Give the count of lines that include the string "измерений". Add nothing to it.

--- start of INFORMATION SHOWN ---

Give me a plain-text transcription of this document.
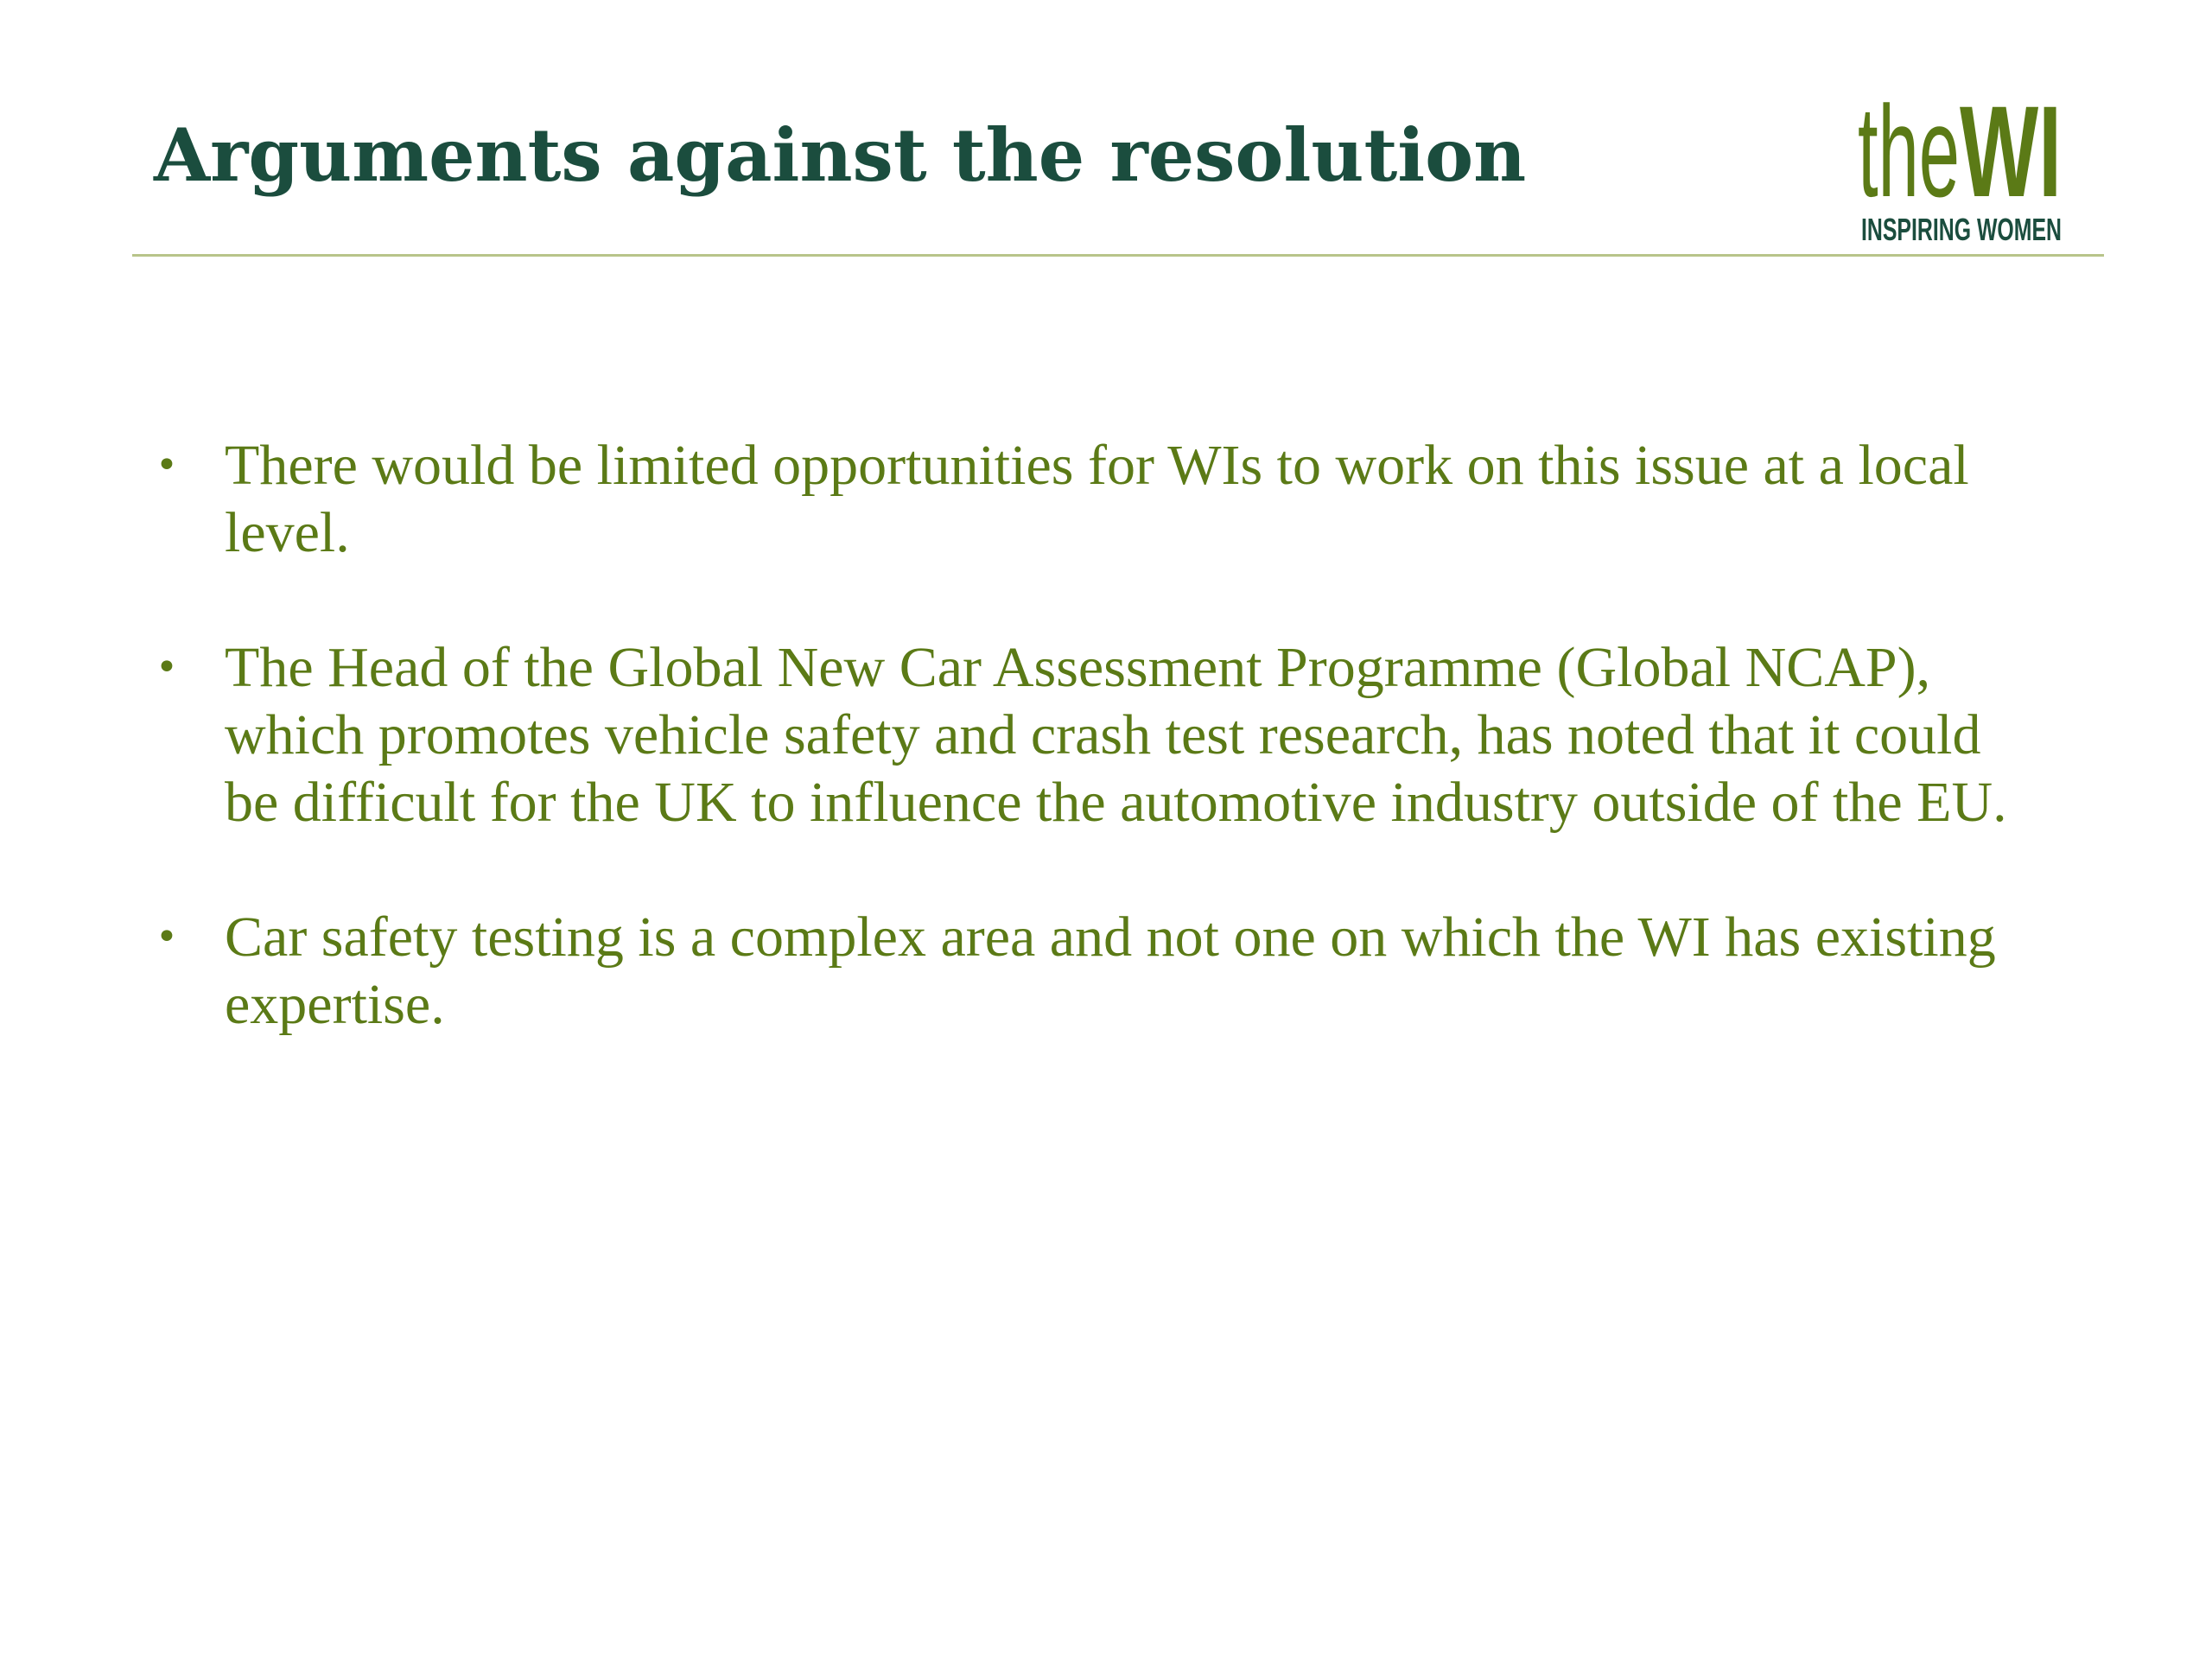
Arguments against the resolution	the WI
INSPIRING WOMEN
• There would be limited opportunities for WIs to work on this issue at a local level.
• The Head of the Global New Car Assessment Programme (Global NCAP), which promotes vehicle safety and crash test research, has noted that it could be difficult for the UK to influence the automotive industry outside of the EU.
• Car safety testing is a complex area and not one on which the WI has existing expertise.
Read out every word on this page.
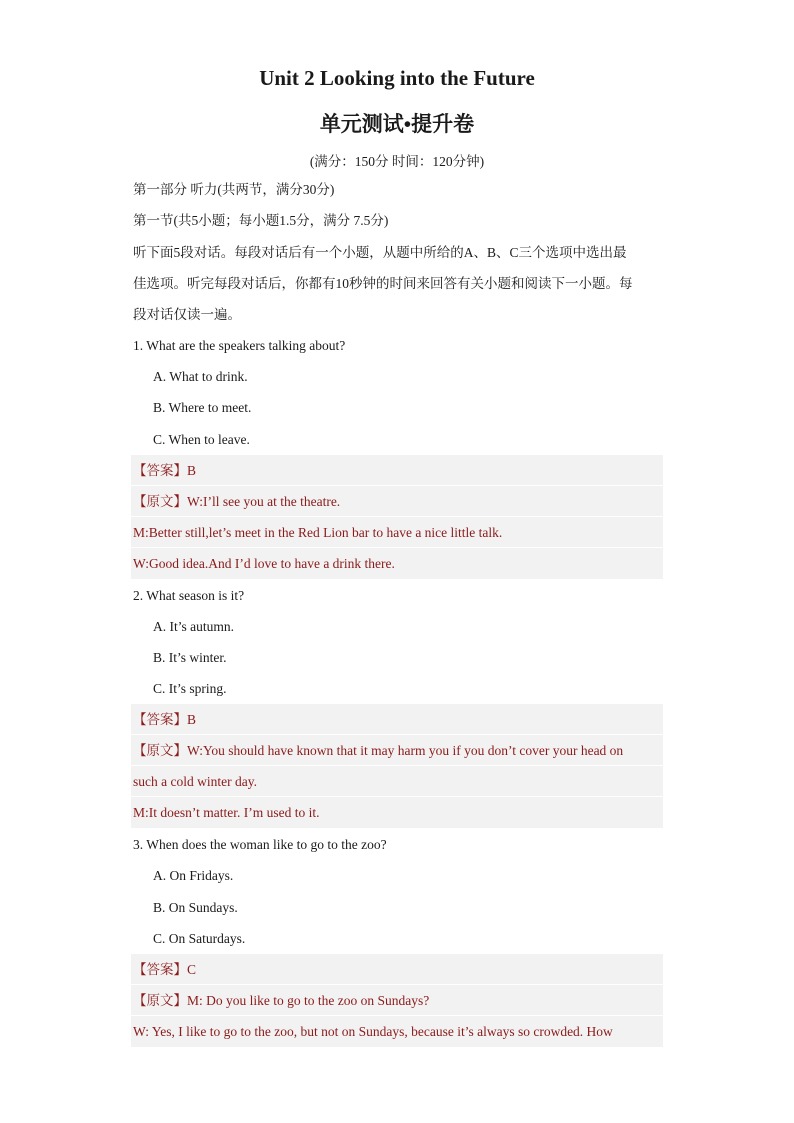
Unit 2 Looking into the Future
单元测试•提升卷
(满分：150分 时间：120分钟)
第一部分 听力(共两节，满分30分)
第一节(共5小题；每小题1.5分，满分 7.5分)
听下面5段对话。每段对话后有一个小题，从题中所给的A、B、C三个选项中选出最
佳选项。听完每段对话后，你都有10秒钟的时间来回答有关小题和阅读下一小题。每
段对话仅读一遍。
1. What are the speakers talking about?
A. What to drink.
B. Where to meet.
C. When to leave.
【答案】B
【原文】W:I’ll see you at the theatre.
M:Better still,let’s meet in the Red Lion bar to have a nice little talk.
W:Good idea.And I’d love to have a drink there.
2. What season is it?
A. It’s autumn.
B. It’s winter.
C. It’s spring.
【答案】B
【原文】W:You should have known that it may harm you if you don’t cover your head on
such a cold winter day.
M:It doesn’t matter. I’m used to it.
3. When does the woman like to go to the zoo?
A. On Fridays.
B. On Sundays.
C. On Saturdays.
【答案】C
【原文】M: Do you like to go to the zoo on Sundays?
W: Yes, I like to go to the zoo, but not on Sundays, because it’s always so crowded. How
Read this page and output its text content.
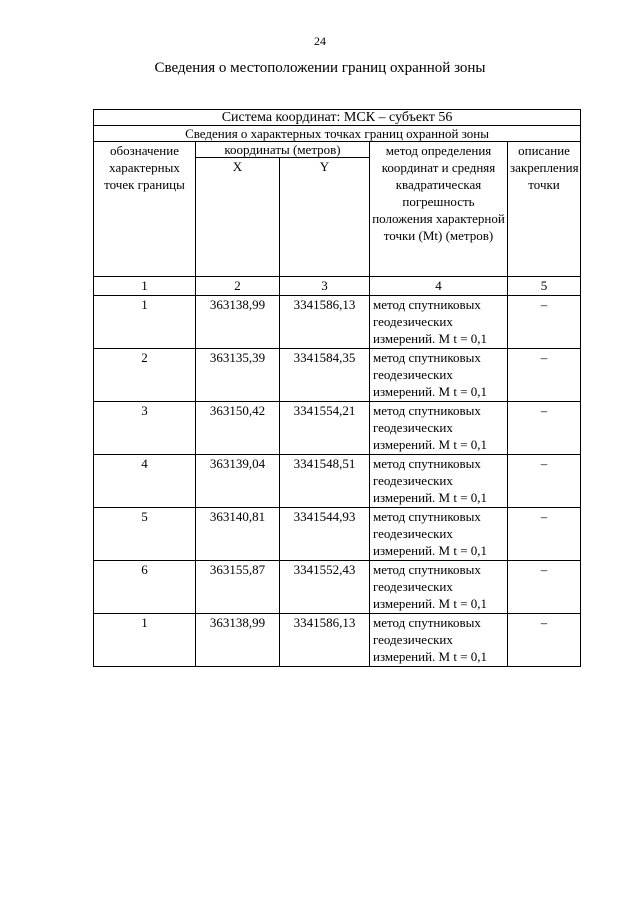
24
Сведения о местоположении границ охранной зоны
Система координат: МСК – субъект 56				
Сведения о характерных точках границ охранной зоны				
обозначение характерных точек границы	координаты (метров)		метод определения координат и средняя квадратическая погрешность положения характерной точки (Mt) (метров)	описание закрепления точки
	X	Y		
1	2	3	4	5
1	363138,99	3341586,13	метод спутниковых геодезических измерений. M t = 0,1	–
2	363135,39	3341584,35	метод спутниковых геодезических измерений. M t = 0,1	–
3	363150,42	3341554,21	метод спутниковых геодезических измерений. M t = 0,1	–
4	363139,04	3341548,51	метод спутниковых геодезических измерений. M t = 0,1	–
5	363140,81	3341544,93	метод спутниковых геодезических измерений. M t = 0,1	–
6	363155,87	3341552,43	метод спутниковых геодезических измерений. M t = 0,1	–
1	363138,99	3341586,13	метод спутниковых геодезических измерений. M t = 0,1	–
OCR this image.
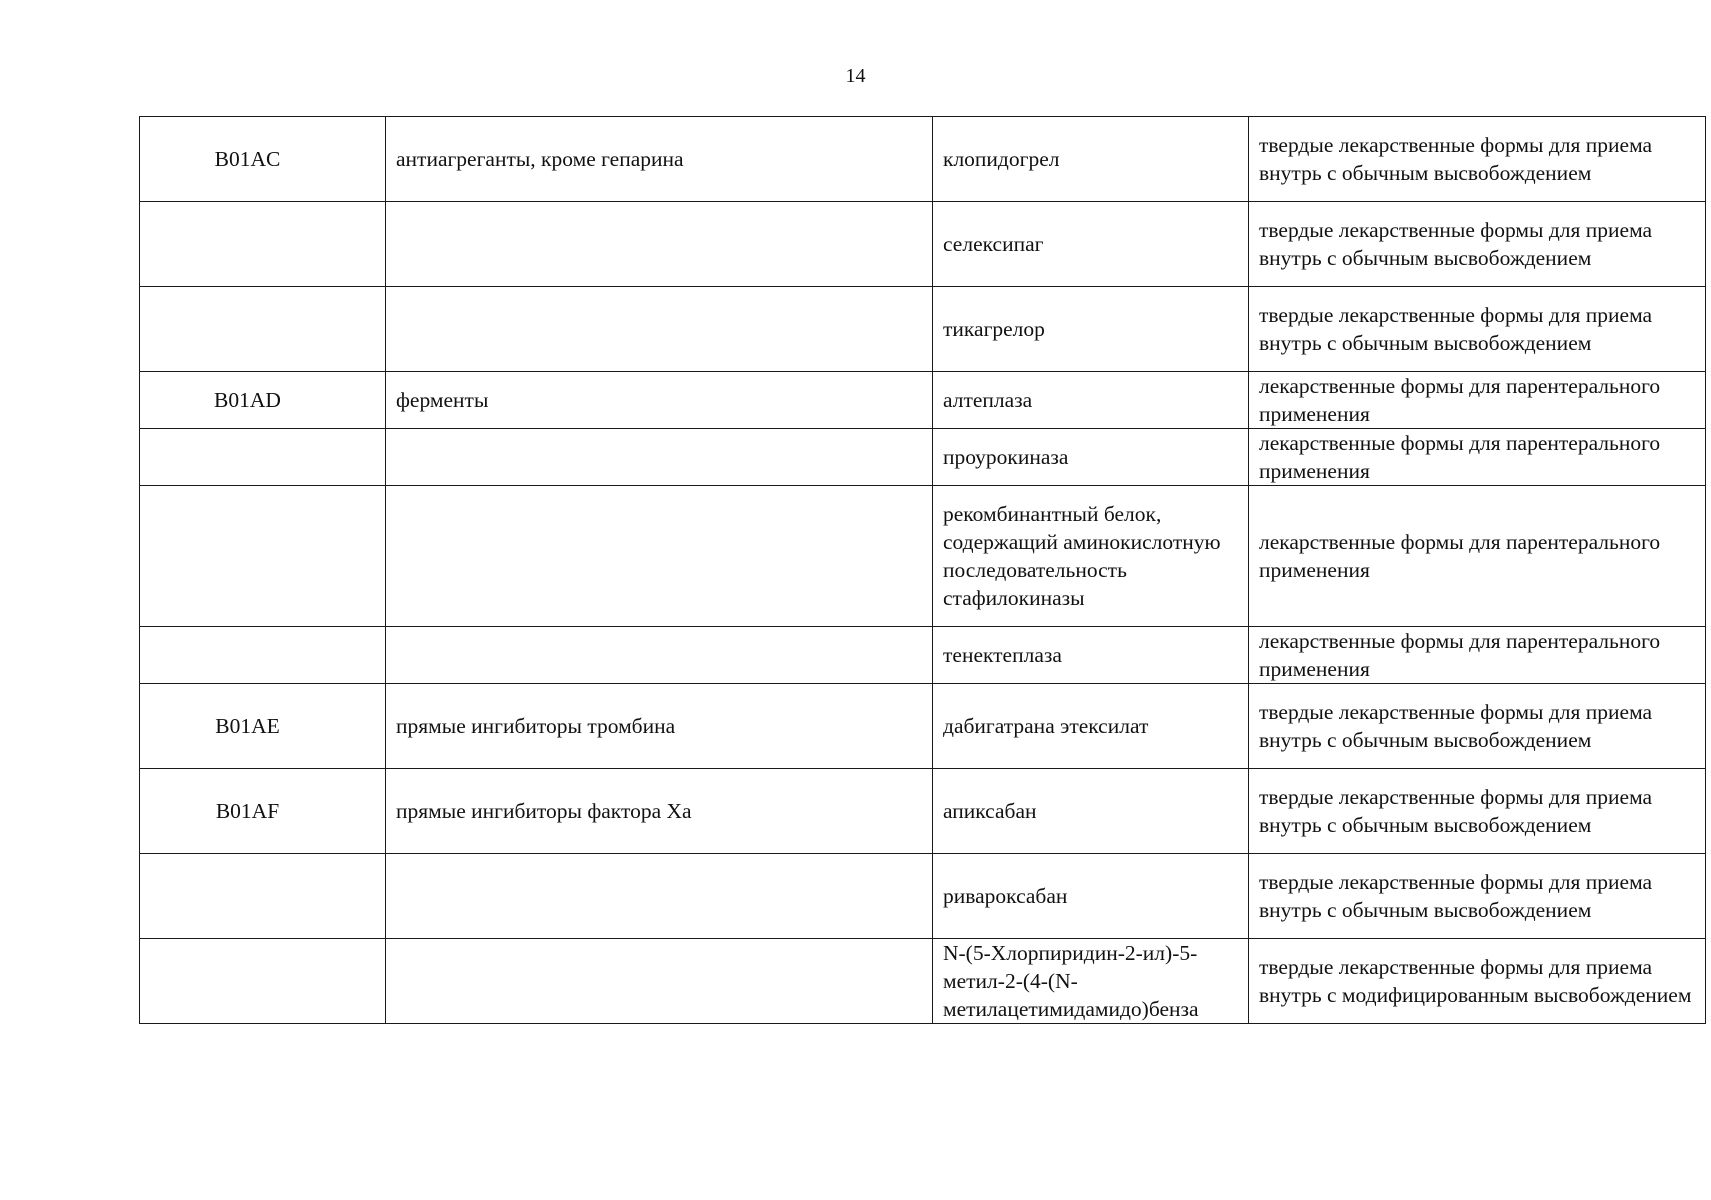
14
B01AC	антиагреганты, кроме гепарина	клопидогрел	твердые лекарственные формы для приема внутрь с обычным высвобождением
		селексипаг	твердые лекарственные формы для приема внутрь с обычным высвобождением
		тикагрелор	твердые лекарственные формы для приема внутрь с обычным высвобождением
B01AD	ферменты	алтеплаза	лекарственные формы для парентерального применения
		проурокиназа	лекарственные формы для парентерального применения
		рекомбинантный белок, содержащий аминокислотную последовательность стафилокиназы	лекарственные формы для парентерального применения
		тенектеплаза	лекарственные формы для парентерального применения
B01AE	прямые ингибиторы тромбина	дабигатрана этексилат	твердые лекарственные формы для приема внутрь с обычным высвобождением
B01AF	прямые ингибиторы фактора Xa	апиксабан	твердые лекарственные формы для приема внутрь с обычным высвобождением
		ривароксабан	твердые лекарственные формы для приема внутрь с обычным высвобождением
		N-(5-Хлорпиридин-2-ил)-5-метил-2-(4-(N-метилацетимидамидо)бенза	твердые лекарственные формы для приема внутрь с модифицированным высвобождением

--- end of INFORMATION SHOWN ---

▸ **FULL RESPONSE**: 7